▸ **Task prompt**
Check every line below for the word "רחבעם" and give only the number of lines where it appears.

%%

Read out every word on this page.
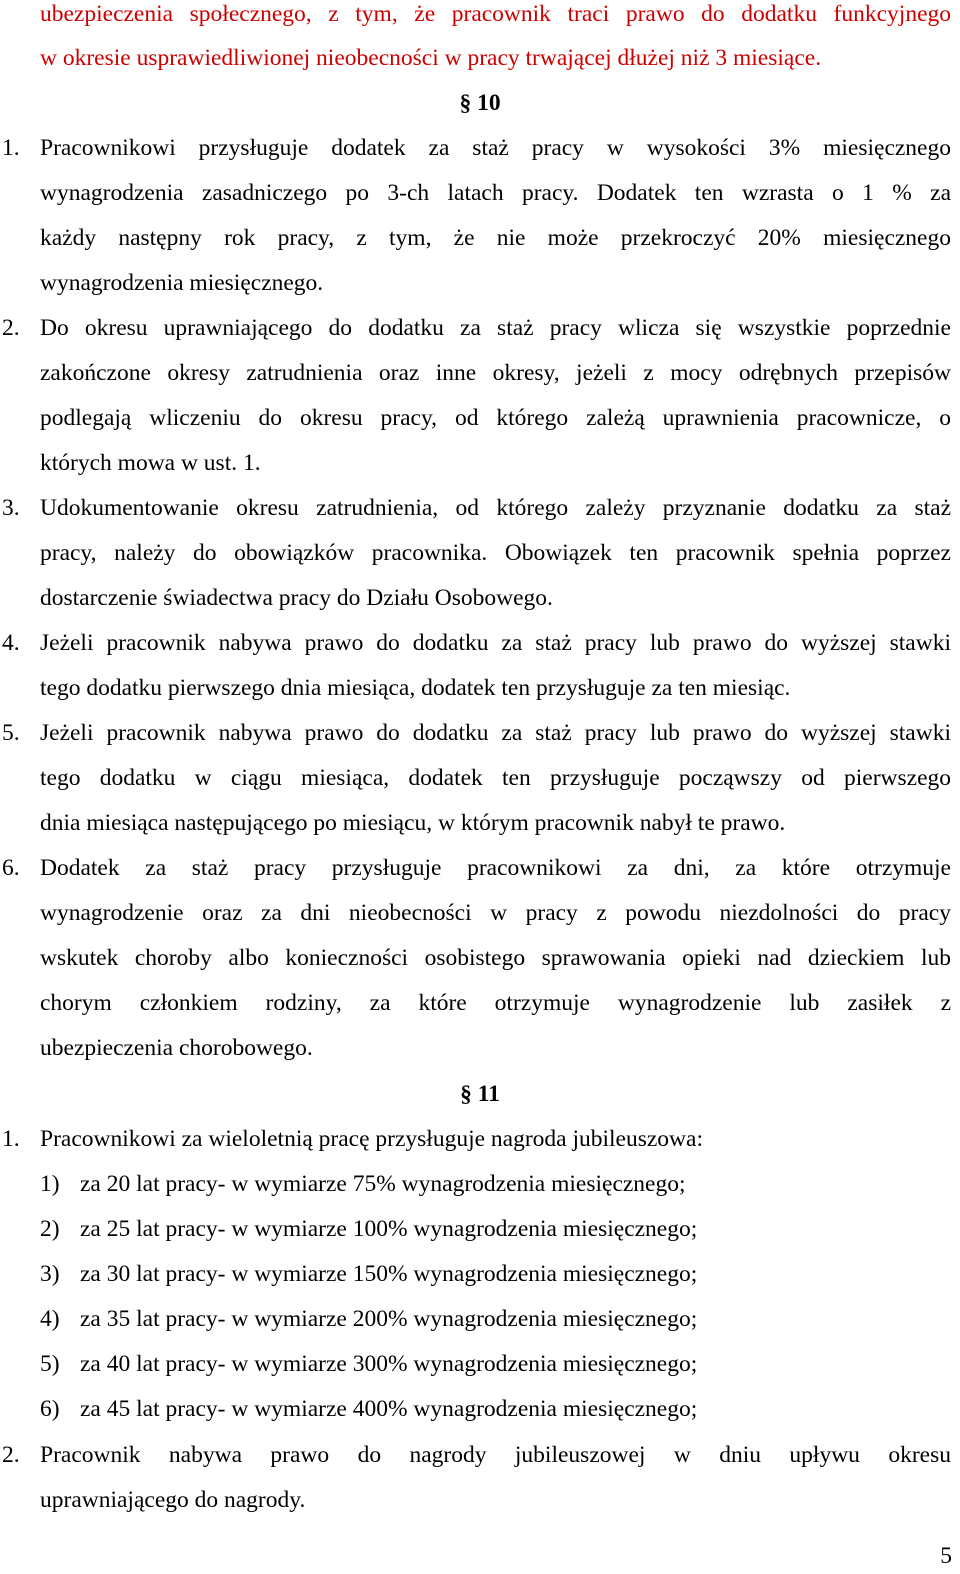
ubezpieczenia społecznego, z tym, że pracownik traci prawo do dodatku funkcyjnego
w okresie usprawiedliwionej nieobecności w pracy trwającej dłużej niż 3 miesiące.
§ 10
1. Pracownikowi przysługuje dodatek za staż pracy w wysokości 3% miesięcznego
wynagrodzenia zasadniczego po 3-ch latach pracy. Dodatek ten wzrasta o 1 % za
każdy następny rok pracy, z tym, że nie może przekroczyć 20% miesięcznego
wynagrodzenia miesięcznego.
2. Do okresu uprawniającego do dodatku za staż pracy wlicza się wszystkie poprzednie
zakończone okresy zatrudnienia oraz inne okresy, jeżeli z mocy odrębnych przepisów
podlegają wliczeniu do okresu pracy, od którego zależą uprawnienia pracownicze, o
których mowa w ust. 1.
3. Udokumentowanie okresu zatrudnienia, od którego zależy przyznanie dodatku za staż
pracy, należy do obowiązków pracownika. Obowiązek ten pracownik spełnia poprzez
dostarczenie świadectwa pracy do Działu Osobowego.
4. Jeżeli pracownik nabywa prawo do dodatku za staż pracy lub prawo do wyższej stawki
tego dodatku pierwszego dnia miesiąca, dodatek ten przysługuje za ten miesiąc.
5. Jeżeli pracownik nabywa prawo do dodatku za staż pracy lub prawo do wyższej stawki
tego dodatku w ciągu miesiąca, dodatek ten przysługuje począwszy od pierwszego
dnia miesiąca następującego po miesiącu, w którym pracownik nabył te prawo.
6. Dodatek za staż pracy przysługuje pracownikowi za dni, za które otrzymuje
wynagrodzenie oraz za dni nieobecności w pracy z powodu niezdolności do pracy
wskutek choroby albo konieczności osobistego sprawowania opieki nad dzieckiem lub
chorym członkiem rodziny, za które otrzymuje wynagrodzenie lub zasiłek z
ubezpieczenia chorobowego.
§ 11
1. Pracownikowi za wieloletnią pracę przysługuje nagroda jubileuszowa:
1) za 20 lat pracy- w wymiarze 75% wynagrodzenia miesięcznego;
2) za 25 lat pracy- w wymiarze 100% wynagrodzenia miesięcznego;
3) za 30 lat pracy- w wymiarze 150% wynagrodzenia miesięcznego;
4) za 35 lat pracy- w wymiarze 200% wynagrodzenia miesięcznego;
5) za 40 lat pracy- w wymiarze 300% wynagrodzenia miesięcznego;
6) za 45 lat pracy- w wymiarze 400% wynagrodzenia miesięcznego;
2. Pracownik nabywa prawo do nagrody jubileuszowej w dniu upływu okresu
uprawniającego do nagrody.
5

%%
%%

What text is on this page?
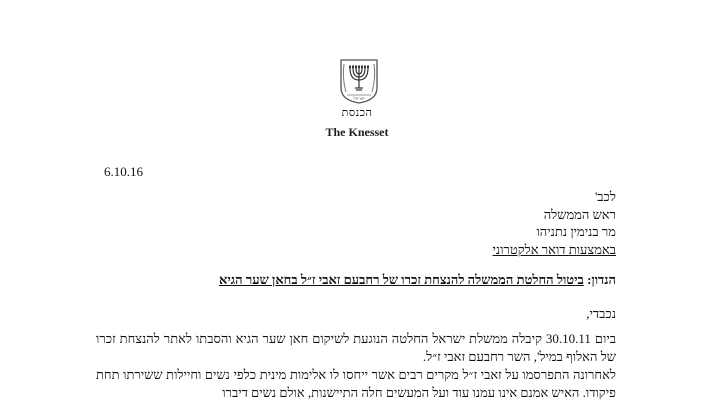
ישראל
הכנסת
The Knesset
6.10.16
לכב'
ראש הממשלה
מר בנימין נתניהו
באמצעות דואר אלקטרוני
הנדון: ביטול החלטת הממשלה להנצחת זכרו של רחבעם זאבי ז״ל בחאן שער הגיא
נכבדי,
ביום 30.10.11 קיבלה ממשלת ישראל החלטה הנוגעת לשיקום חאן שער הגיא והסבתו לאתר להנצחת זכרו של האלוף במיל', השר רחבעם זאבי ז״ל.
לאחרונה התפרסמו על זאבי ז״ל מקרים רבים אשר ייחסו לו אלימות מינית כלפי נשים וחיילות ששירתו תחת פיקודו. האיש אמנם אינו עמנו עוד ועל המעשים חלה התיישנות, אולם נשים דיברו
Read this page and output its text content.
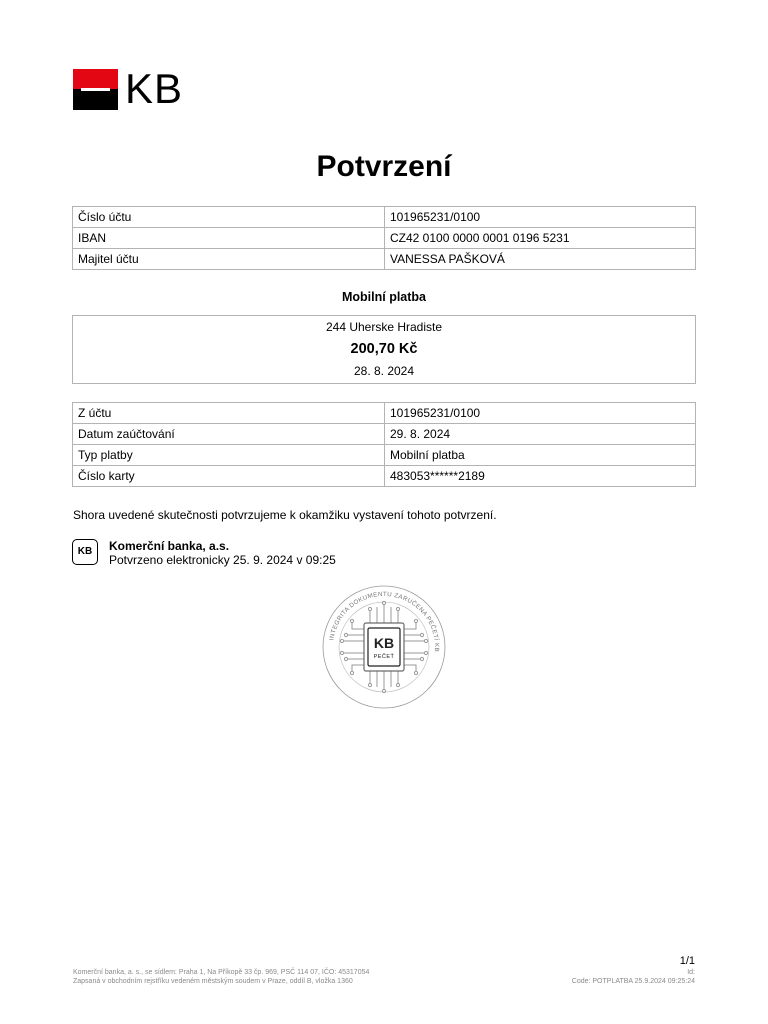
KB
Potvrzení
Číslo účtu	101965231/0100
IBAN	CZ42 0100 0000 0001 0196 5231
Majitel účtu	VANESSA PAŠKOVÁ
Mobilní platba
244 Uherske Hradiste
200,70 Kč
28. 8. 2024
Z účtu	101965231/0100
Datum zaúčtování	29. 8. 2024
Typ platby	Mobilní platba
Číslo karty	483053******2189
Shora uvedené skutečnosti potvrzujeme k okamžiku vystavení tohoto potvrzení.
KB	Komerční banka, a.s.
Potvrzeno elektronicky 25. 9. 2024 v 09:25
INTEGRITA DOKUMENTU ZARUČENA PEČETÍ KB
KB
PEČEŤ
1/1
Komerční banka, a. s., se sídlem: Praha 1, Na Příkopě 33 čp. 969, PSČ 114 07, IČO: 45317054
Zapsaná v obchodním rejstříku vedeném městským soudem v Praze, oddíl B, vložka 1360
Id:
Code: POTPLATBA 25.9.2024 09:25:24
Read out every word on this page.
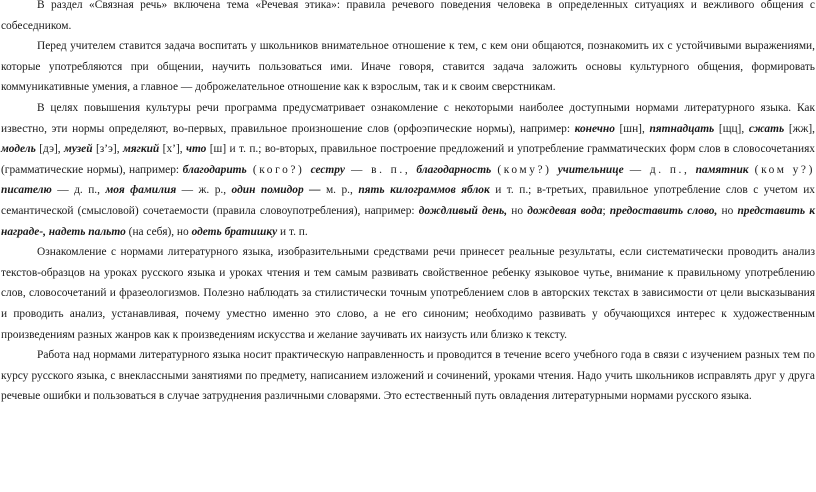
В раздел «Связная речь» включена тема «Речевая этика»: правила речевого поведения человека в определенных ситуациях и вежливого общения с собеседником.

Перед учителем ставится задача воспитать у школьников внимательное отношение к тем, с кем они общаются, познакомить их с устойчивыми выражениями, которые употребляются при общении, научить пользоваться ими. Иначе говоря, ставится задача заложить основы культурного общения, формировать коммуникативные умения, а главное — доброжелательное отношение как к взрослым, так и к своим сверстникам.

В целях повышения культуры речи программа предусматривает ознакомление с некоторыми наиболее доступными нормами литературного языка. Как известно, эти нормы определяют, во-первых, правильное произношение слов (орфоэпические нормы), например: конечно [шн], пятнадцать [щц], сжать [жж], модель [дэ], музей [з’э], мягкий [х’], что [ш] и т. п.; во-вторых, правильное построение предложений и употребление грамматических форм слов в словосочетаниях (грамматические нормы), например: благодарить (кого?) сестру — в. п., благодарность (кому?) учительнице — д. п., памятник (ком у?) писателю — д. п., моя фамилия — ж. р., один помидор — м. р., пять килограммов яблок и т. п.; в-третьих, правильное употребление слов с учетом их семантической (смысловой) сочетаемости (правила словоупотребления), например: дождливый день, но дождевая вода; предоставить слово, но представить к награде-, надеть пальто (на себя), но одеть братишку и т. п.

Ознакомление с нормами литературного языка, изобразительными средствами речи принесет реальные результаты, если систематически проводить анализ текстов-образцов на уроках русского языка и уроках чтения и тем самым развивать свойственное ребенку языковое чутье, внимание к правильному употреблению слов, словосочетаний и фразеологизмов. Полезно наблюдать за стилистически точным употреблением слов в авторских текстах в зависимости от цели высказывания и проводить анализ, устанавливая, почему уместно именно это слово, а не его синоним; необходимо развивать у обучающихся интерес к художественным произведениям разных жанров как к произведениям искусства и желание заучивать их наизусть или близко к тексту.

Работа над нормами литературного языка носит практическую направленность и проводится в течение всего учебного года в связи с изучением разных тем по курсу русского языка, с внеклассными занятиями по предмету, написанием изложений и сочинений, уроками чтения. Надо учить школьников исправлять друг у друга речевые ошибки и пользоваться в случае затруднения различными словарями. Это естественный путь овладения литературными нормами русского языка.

%%

▸ **Problem solution**
2